Brief: Select and copy out every line in the records containing "yönetici".

§

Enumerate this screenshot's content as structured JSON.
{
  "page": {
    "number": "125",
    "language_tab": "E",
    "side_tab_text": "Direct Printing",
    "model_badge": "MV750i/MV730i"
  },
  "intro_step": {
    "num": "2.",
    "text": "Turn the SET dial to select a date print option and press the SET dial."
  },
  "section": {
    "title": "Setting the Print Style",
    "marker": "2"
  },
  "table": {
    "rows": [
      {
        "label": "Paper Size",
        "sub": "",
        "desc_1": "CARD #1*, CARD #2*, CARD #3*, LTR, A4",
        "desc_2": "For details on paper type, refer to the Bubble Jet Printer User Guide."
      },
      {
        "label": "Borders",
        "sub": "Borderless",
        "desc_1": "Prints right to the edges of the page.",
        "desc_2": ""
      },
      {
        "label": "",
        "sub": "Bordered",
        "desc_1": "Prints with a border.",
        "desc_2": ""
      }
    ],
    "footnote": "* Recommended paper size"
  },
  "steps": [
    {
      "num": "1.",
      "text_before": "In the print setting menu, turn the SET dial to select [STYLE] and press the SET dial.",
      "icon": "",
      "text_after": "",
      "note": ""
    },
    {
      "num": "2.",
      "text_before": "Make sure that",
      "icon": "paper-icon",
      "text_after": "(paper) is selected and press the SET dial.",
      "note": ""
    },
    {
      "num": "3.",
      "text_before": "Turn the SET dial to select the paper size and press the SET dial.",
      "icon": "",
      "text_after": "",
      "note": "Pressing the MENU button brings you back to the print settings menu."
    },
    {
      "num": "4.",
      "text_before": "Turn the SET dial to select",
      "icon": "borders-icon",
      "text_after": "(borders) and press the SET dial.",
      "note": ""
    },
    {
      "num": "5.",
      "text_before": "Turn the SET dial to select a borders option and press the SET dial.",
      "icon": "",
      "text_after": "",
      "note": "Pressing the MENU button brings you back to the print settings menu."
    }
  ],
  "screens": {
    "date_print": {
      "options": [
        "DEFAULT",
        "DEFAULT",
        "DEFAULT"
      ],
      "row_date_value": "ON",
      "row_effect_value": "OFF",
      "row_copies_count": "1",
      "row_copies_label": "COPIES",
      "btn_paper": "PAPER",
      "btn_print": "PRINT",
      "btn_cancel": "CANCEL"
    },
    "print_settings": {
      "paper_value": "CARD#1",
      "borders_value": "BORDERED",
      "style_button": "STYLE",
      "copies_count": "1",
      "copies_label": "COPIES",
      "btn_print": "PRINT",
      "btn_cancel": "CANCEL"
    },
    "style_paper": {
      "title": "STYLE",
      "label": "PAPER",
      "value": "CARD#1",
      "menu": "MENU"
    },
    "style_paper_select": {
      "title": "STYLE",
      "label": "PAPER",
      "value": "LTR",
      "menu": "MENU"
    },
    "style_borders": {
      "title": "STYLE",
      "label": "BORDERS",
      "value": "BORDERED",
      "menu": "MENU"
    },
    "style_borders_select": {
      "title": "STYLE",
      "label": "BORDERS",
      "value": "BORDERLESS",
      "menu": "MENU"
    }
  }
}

§

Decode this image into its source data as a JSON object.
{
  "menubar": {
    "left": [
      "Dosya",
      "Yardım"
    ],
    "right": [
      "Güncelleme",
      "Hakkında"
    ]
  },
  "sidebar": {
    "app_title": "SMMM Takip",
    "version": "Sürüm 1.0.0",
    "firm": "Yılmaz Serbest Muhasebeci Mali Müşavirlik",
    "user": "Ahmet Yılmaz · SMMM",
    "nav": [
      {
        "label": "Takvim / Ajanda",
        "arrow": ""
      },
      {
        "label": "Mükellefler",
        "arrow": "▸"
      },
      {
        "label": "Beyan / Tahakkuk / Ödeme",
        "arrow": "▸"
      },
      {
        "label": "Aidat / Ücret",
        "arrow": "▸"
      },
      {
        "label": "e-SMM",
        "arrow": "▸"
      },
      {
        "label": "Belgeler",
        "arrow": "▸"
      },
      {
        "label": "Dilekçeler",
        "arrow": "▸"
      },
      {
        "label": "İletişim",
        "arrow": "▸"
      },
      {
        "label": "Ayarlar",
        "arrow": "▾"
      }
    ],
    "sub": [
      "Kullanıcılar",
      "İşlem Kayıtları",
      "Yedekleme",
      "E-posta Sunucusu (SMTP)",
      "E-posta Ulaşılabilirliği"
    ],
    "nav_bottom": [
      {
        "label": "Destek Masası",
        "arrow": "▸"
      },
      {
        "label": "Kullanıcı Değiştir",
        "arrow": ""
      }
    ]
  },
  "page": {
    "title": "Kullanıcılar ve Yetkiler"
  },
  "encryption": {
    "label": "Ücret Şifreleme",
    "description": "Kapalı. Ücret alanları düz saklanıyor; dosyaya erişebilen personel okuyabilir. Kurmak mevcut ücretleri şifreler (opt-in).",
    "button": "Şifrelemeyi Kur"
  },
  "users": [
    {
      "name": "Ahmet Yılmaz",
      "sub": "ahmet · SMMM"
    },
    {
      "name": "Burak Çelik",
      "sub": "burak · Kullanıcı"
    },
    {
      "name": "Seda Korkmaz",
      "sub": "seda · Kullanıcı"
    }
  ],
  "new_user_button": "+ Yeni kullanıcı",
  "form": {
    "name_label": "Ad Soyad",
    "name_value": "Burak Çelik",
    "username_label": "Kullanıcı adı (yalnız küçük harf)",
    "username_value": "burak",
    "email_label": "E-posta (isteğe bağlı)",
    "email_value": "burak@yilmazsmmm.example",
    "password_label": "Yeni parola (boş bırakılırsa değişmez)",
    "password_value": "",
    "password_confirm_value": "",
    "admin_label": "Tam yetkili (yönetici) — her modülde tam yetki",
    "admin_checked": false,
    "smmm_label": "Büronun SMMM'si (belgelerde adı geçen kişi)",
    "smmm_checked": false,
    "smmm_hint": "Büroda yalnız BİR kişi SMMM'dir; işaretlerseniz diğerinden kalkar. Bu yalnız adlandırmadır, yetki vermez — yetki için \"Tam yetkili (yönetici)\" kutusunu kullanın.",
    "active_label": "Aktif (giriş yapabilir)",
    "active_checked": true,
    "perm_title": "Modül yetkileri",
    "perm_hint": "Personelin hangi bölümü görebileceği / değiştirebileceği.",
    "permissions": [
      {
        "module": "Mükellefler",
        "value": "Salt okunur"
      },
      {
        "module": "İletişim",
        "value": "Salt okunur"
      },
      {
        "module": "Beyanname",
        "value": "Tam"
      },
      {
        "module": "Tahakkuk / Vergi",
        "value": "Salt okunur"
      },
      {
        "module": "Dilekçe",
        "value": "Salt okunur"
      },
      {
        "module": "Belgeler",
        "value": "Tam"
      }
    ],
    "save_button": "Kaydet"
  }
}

§

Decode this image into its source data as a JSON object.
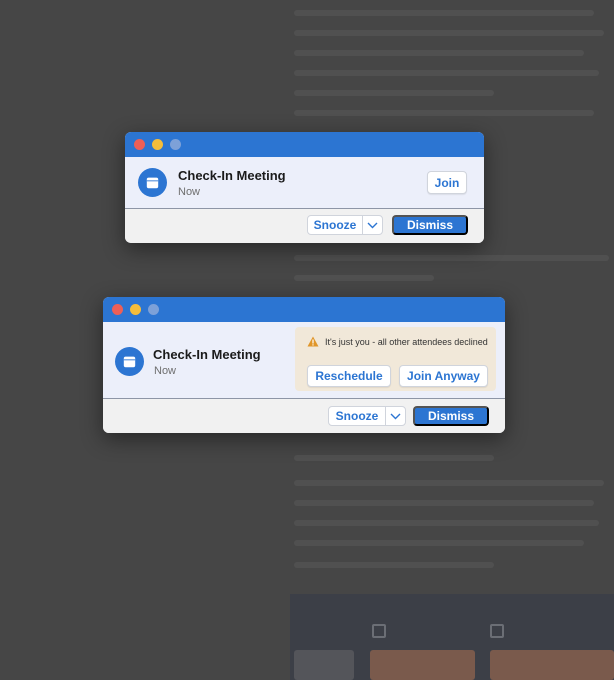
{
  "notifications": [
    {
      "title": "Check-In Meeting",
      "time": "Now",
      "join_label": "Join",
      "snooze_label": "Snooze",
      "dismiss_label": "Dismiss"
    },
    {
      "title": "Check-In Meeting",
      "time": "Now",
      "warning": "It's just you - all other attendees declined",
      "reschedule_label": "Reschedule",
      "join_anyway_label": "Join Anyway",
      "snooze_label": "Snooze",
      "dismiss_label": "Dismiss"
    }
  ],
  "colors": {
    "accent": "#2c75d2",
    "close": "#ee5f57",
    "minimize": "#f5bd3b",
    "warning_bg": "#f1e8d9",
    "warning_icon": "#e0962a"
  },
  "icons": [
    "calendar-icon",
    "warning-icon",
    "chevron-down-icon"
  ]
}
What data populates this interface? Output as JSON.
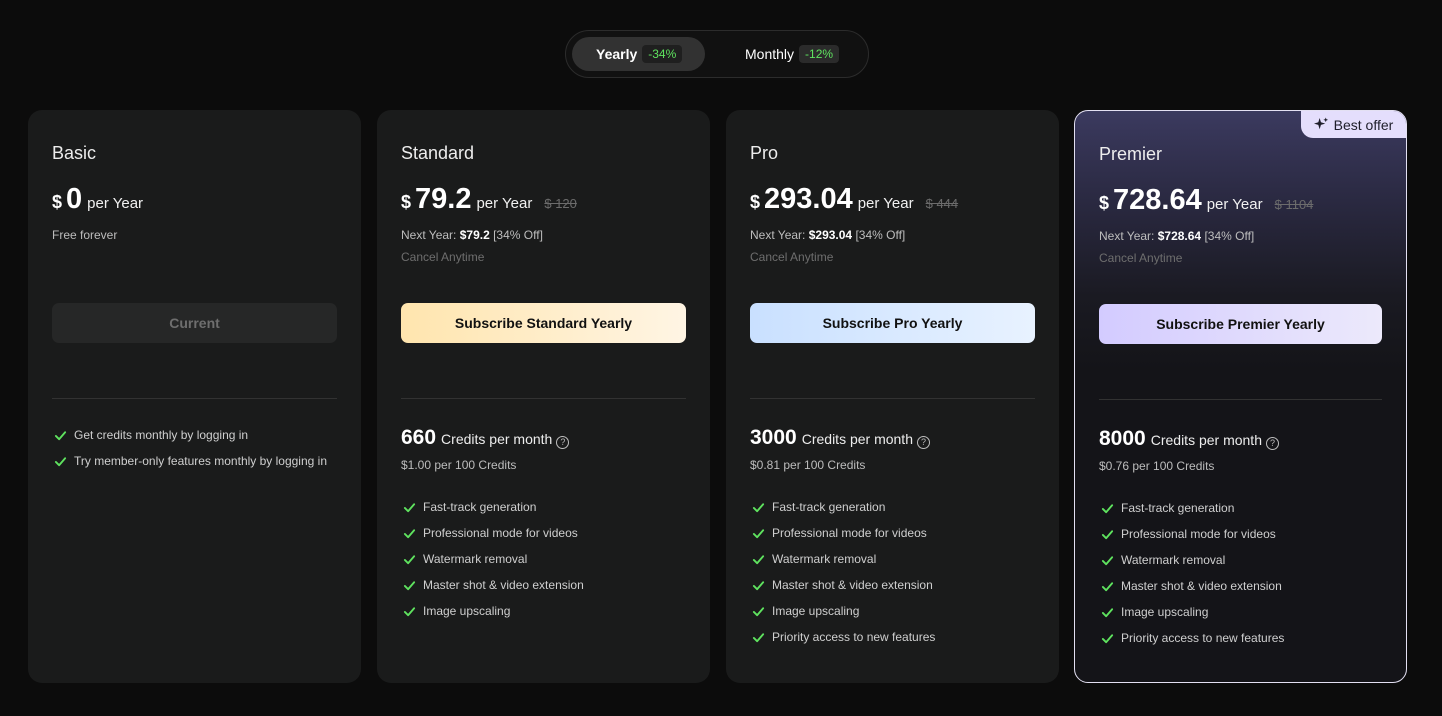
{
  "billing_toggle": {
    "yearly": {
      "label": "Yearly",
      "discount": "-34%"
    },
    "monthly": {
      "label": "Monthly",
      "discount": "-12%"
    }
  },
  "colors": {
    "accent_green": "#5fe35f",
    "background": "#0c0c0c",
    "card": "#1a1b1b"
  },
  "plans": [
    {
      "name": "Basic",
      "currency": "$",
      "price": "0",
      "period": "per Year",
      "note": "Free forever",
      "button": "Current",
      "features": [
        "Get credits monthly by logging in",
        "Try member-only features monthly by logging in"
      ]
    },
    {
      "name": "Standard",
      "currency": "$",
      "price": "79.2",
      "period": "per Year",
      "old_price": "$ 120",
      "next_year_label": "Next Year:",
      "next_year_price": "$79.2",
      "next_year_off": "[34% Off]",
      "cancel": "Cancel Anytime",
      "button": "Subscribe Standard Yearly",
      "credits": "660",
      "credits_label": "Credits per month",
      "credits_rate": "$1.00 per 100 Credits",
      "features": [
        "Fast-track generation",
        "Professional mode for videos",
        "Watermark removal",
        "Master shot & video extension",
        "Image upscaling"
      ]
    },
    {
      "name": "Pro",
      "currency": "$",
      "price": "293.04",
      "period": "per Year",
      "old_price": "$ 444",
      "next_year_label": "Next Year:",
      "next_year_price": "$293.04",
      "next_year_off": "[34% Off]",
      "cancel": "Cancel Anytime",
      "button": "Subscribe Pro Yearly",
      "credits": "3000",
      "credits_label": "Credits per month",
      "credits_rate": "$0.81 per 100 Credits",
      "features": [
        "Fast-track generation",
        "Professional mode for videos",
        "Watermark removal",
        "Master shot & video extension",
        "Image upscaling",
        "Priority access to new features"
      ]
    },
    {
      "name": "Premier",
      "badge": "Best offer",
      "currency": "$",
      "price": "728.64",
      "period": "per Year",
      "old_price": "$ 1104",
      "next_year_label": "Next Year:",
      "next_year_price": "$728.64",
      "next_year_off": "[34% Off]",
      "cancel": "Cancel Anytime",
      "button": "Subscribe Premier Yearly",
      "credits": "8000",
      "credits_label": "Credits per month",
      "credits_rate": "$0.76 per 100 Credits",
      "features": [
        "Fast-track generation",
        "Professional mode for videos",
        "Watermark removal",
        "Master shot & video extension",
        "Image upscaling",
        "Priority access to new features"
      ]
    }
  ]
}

§

The answer:
    "admin_label": "Tam yetkili (yönetici) — her modülde tam yetki",
    "smmm_hint": "Büroda yalnız BİR kişi SMMM'dir; işaretlerseniz diğerinden kalkar. Bu yalnız adlandırmadır, yetki vermez — yetki için \"Tam yetkili (yönetici)\" kutusunu kullanın.",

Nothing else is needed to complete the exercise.